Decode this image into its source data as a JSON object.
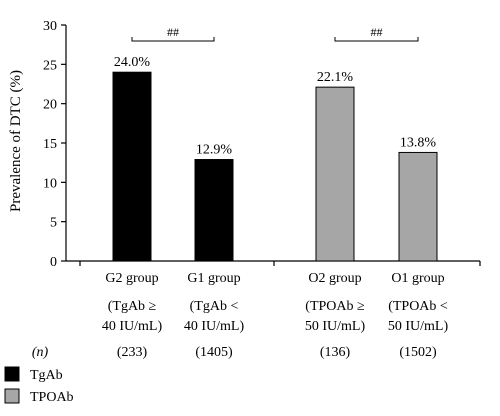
{
  "chart_data": {
    "type": "bar",
    "ylabel": "Prevalence of DTC (%)",
    "ylim": [
      0,
      30
    ],
    "yticks": [
      0,
      5,
      10,
      15,
      20,
      25,
      30
    ],
    "grid": false,
    "categories": [
      {
        "name": "G2 group",
        "desc1": "(TgAb ≥",
        "desc2": "40 IU/mL)",
        "n": "(233)"
      },
      {
        "name": "G1 group",
        "desc1": "(TgAb <",
        "desc2": "40 IU/mL)",
        "n": "(1405)"
      },
      {
        "name": "O2 group",
        "desc1": "(TPOAb ≥",
        "desc2": "50 IU/mL)",
        "n": "(136)"
      },
      {
        "name": "O1 group",
        "desc1": "(TPOAb <",
        "desc2": "50 IU/mL)",
        "n": "(1502)"
      }
    ],
    "values": [
      24.0,
      12.9,
      22.1,
      13.8
    ],
    "value_labels": [
      "24.0%",
      "12.9%",
      "22.1%",
      "13.8%"
    ],
    "series_index": [
      0,
      0,
      1,
      1
    ],
    "series": [
      {
        "name": "TgAb",
        "color": "#000000"
      },
      {
        "name": "TPOAb",
        "color": "#a6a6a6"
      }
    ],
    "n_label": "(n)",
    "significance": [
      {
        "from": 0,
        "to": 1,
        "label": "##"
      },
      {
        "from": 2,
        "to": 3,
        "label": "##"
      }
    ],
    "legend_position": "bottom-left"
  }
}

● ● ● ● ● ● ●

WHAT IS ASKED: Check each line of the records above for the string "group", and report every line that has it.

EXERCISE ANSWER:
        "name": "G2 group",
        "name": "G1 group",
        "name": "O2 group",
        "name": "O1 group",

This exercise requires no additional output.